§ **WHAT TO PRODUCE**
Transcribe the data in full and exactly, omitting any pictures.

-- Begin ENTRIES --

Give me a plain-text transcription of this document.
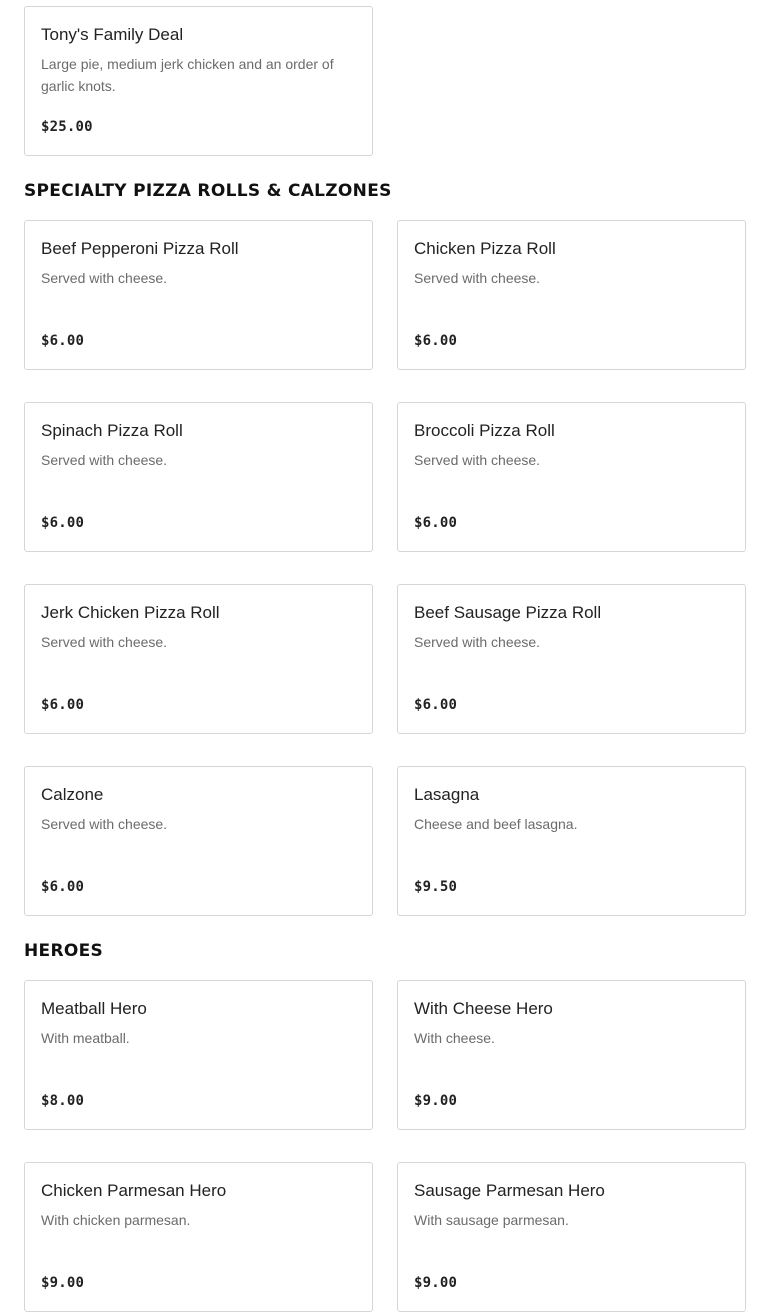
Tony's Family Deal
Large pie, medium jerk chicken and an order of garlic knots.
$25.00
SPECIALTY PIZZA ROLLS & CALZONES
Beef Pepperoni Pizza Roll
Served with cheese.
$6.00
Chicken Pizza Roll
Served with cheese.
$6.00
Spinach Pizza Roll
Served with cheese.
$6.00
Broccoli Pizza Roll
Served with cheese.
$6.00
Jerk Chicken Pizza Roll
Served with cheese.
$6.00
Beef Sausage Pizza Roll
Served with cheese.
$6.00
Calzone
Served with cheese.
$6.00
Lasagna
Cheese and beef lasagna.
$9.50
HEROES
Meatball Hero
With meatball.
$8.00
With Cheese Hero
With cheese.
$9.00
Chicken Parmesan Hero
With chicken parmesan.
$9.00
Sausage Parmesan Hero
With sausage parmesan.
$9.00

-- End ENTRIES --

§ **WRITTEN RESPONSE**
Give me a plain-text transcription of this document.
Tony's Family Deal
Large pie, medium jerk chicken and an order of garlic knots.
$25.00
SPECIALTY PIZZA ROLLS & CALZONES
Beef Pepperoni Pizza Roll
Served with cheese.
$6.00
Chicken Pizza Roll
Served with cheese.
$6.00
Spinach Pizza Roll
Served with cheese.
$6.00
Broccoli Pizza Roll
Served with cheese.
$6.00
Jerk Chicken Pizza Roll
Served with cheese.
$6.00
Beef Sausage Pizza Roll
Served with cheese.
$6.00
Calzone
Served with cheese.
$6.00
Lasagna
Cheese and beef lasagna.
$9.50
HEROES
Meatball Hero
With meatball.
$8.00
With Cheese Hero
With cheese.
$9.00
Chicken Parmesan Hero
With chicken parmesan.
$9.00
Sausage Parmesan Hero
With sausage parmesan.
$9.00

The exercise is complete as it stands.